[Figure dataset records]
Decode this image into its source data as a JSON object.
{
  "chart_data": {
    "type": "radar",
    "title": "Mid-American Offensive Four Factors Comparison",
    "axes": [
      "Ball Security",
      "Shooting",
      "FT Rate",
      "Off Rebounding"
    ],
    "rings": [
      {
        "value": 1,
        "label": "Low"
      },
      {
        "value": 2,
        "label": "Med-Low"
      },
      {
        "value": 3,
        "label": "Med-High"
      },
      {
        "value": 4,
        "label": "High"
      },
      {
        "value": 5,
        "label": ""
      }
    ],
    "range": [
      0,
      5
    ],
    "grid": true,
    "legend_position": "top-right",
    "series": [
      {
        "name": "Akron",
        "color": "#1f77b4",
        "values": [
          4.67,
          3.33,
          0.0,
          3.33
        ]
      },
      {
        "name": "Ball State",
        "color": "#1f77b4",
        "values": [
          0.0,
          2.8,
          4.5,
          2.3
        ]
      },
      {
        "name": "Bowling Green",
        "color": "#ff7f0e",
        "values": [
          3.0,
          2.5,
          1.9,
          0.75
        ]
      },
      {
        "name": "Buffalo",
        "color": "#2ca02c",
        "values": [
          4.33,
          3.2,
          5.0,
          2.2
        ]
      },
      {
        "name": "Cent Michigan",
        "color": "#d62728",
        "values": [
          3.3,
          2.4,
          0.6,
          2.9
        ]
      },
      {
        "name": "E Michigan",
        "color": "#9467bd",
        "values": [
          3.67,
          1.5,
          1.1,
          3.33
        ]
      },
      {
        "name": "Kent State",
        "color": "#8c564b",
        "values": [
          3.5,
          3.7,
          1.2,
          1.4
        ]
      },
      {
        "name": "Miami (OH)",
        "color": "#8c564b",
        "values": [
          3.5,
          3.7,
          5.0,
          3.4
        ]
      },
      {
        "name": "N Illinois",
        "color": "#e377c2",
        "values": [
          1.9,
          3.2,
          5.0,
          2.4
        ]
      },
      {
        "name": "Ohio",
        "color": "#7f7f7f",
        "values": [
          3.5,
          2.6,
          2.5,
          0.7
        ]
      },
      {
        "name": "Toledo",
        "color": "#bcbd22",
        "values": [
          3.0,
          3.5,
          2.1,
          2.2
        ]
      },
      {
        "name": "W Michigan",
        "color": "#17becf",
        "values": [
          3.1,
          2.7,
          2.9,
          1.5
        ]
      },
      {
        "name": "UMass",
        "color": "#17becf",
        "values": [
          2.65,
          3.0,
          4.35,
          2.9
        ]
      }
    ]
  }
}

**EXERCISE DETAILS**
Retype all of the material above with every character intact.

**EXERCISE OUTPUT**
Decode this image into its source data as a JSON object.
{
  "chart_data": {
    "type": "radar",
    "title": "Mid-American Offensive Four Factors Comparison",
    "axes": [
      "Ball Security",
      "Shooting",
      "FT Rate",
      "Off Rebounding"
    ],
    "rings": [
      {
        "value": 1,
        "label": "Low"
      },
      {
        "value": 2,
        "label": "Med-Low"
      },
      {
        "value": 3,
        "label": "Med-High"
      },
      {
        "value": 4,
        "label": "High"
      },
      {
        "value": 5,
        "label": ""
      }
    ],
    "range": [
      0,
      5
    ],
    "grid": true,
    "legend_position": "top-right",
    "series": [
      {
        "name": "Akron",
        "color": "#1f77b4",
        "values": [
          4.67,
          3.33,
          0.0,
          3.33
        ]
      },
      {
        "name": "Ball State",
        "color": "#1f77b4",
        "values": [
          0.0,
          2.8,
          4.5,
          2.3
        ]
      },
      {
        "name": "Bowling Green",
        "color": "#ff7f0e",
        "values": [
          3.0,
          2.5,
          1.9,
          0.75
        ]
      },
      {
        "name": "Buffalo",
        "color": "#2ca02c",
        "values": [
          4.33,
          3.2,
          5.0,
          2.2
        ]
      },
      {
        "name": "Cent Michigan",
        "color": "#d62728",
        "values": [
          3.3,
          2.4,
          0.6,
          2.9
        ]
      },
      {
        "name": "E Michigan",
        "color": "#9467bd",
        "values": [
          3.67,
          1.5,
          1.1,
          3.33
        ]
      },
      {
        "name": "Kent State",
        "color": "#8c564b",
        "values": [
          3.5,
          3.7,
          1.2,
          1.4
        ]
      },
      {
        "name": "Miami (OH)",
        "color": "#8c564b",
        "values": [
          3.5,
          3.7,
          5.0,
          3.4
        ]
      },
      {
        "name": "N Illinois",
        "color": "#e377c2",
        "values": [
          1.9,
          3.2,
          5.0,
          2.4
        ]
      },
      {
        "name": "Ohio",
        "color": "#7f7f7f",
        "values": [
          3.5,
          2.6,
          2.5,
          0.7
        ]
      },
      {
        "name": "Toledo",
        "color": "#bcbd22",
        "values": [
          3.0,
          3.5,
          2.1,
          2.2
        ]
      },
      {
        "name": "W Michigan",
        "color": "#17becf",
        "values": [
          3.1,
          2.7,
          2.9,
          1.5
        ]
      },
      {
        "name": "UMass",
        "color": "#17becf",
        "values": [
          2.65,
          3.0,
          4.35,
          2.9
        ]
      }
    ]
  }
}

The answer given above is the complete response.